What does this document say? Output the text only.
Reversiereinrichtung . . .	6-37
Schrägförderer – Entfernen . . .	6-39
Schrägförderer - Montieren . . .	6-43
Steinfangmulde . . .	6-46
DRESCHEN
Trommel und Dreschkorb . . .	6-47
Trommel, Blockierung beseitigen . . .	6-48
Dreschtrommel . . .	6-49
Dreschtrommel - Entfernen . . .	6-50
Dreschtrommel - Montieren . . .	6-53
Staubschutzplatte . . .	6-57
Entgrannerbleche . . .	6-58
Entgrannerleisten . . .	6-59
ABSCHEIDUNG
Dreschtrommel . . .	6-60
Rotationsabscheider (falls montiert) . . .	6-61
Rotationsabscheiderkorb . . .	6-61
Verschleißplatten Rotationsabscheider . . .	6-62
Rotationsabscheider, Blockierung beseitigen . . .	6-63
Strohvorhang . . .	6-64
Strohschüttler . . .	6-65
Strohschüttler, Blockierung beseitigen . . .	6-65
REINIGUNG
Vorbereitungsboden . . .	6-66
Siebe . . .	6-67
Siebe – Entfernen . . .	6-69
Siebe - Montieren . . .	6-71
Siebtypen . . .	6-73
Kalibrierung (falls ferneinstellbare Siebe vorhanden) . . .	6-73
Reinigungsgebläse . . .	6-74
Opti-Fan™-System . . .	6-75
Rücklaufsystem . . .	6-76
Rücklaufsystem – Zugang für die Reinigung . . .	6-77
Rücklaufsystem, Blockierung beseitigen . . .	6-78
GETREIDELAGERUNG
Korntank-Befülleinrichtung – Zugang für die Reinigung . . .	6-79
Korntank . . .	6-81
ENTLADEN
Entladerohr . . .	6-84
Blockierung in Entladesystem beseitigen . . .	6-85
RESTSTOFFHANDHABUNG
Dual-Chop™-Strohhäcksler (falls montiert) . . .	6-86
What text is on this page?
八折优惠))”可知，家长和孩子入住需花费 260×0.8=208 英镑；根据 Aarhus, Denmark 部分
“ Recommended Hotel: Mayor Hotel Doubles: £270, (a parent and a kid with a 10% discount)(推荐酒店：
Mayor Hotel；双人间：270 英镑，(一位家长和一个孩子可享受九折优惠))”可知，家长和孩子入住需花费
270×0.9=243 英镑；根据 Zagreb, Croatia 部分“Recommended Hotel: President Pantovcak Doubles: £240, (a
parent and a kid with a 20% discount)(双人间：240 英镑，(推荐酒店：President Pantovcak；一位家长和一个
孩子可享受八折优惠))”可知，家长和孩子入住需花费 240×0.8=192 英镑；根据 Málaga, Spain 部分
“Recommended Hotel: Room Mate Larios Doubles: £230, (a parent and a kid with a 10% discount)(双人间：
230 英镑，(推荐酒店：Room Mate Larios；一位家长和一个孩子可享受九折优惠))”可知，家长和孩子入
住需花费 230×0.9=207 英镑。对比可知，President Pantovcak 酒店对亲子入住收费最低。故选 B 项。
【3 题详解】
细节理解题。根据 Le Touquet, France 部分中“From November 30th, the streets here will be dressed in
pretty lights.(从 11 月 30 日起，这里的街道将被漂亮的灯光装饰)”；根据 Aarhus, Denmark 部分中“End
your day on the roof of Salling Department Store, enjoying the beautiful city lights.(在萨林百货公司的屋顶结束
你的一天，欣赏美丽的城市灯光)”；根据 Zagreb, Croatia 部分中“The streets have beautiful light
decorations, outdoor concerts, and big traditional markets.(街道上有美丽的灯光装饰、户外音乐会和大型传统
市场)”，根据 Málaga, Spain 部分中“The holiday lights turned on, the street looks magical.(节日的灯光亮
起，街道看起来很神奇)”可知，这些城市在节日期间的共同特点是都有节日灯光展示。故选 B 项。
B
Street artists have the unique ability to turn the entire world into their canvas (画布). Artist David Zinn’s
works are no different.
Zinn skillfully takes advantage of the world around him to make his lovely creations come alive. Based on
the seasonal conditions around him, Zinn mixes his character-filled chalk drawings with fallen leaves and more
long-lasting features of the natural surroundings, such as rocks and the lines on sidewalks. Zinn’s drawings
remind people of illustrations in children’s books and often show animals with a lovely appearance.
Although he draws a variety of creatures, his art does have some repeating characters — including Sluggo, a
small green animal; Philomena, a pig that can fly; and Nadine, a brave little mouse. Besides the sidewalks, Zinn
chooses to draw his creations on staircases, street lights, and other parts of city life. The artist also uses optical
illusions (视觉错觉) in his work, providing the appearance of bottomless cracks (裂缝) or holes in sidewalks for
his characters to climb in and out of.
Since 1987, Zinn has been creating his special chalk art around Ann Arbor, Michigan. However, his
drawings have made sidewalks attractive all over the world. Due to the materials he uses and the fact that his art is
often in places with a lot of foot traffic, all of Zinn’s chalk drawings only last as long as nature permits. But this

▸ GIVEN INSTRUCTION:
Write out the records shown above, exactly as they appear.

▸ CORRECT ANSWER:
What does this document say? Output the text only.
Reversiereinrichtung . . .	6-37
Schrägförderer – Entfernen . . .	6-39
Schrägförderer - Montieren . . .	6-43
Steinfangmulde . . .	6-46
DRESCHEN
Trommel und Dreschkorb . . .	6-47
Trommel, Blockierung beseitigen . . .	6-48
Dreschtrommel . . .	6-49
Dreschtrommel - Entfernen . . .	6-50
Dreschtrommel - Montieren . . .	6-53
Staubschutzplatte . . .	6-57
Entgrannerbleche . . .	6-58
Entgrannerleisten . . .	6-59
ABSCHEIDUNG
Dreschtrommel . . .	6-60
Rotationsabscheider (falls montiert) . . .	6-61
Rotationsabscheiderkorb . . .	6-61
Verschleißplatten Rotationsabscheider . . .	6-62
Rotationsabscheider, Blockierung beseitigen . . .	6-63
Strohvorhang . . .	6-64
Strohschüttler . . .	6-65
Strohschüttler, Blockierung beseitigen . . .	6-65
REINIGUNG
Vorbereitungsboden . . .	6-66
Siebe . . .	6-67
Siebe – Entfernen . . .	6-69
Siebe - Montieren . . .	6-71
Siebtypen . . .	6-73
Kalibrierung (falls ferneinstellbare Siebe vorhanden) . . .	6-73
Reinigungsgebläse . . .	6-74
Opti-Fan™-System . . .	6-75
Rücklaufsystem . . .	6-76
Rücklaufsystem – Zugang für die Reinigung . . .	6-77
Rücklaufsystem, Blockierung beseitigen . . .	6-78
GETREIDELAGERUNG
Korntank-Befülleinrichtung – Zugang für die Reinigung . . .	6-79
Korntank . . .	6-81
ENTLADEN
Entladerohr . . .	6-84
Blockierung in Entladesystem beseitigen . . .	6-85
RESTSTOFFHANDHABUNG
Dual-Chop™-Strohhäcksler (falls montiert) . . .	6-86
What text is on this page?
八折优惠))”可知，家长和孩子入住需花费 260×0.8=208 英镑；根据 Aarhus, Denmark 部分
“ Recommended Hotel: Mayor Hotel Doubles: £270, (a parent and a kid with a 10% discount)(推荐酒店：
Mayor Hotel；双人间：270 英镑，(一位家长和一个孩子可享受九折优惠))”可知，家长和孩子入住需花费
270×0.9=243 英镑；根据 Zagreb, Croatia 部分“Recommended Hotel: President Pantovcak Doubles: £240, (a
parent and a kid with a 20% discount)(双人间：240 英镑，(推荐酒店：President Pantovcak；一位家长和一个
孩子可享受八折优惠))”可知，家长和孩子入住需花费 240×0.8=192 英镑；根据 Málaga, Spain 部分
“Recommended Hotel: Room Mate Larios Doubles: £230, (a parent and a kid with a 10% discount)(双人间：
230 英镑，(推荐酒店：Room Mate Larios；一位家长和一个孩子可享受九折优惠))”可知，家长和孩子入
住需花费 230×0.9=207 英镑。对比可知，President Pantovcak 酒店对亲子入住收费最低。故选 B 项。
【3 题详解】
细节理解题。根据 Le Touquet, France 部分中“From November 30th, the streets here will be dressed in
pretty lights.(从 11 月 30 日起，这里的街道将被漂亮的灯光装饰)”；根据 Aarhus, Denmark 部分中“End
your day on the roof of Salling Department Store, enjoying the beautiful city lights.(在萨林百货公司的屋顶结束
你的一天，欣赏美丽的城市灯光)”；根据 Zagreb, Croatia 部分中“The streets have beautiful light
decorations, outdoor concerts, and big traditional markets.(街道上有美丽的灯光装饰、户外音乐会和大型传统
市场)”，根据 Málaga, Spain 部分中“The holiday lights turned on, the street looks magical.(节日的灯光亮
起，街道看起来很神奇)”可知，这些城市在节日期间的共同特点是都有节日灯光展示。故选 B 项。
B
Street artists have the unique ability to turn the entire world into their canvas (画布). Artist David Zinn’s
works are no different.
Zinn skillfully takes advantage of the world around him to make his lovely creations come alive. Based on
the seasonal conditions around him, Zinn mixes his character-filled chalk drawings with fallen leaves and more
long-lasting features of the natural surroundings, such as rocks and the lines on sidewalks. Zinn’s drawings
remind people of illustrations in children’s books and often show animals with a lovely appearance.
Although he draws a variety of creatures, his art does have some repeating characters — including Sluggo, a
small green animal; Philomena, a pig that can fly; and Nadine, a brave little mouse. Besides the sidewalks, Zinn
chooses to draw his creations on staircases, street lights, and other parts of city life. The artist also uses optical
illusions (视觉错觉) in his work, providing the appearance of bottomless cracks (裂缝) or holes in sidewalks for
his characters to climb in and out of.
Since 1987, Zinn has been creating his special chalk art around Ann Arbor, Michigan. However, his
drawings have made sidewalks attractive all over the world. Due to the materials he uses and the fact that his art is
often in places with a lot of foot traffic, all of Zinn’s chalk drawings only last as long as nature permits. But this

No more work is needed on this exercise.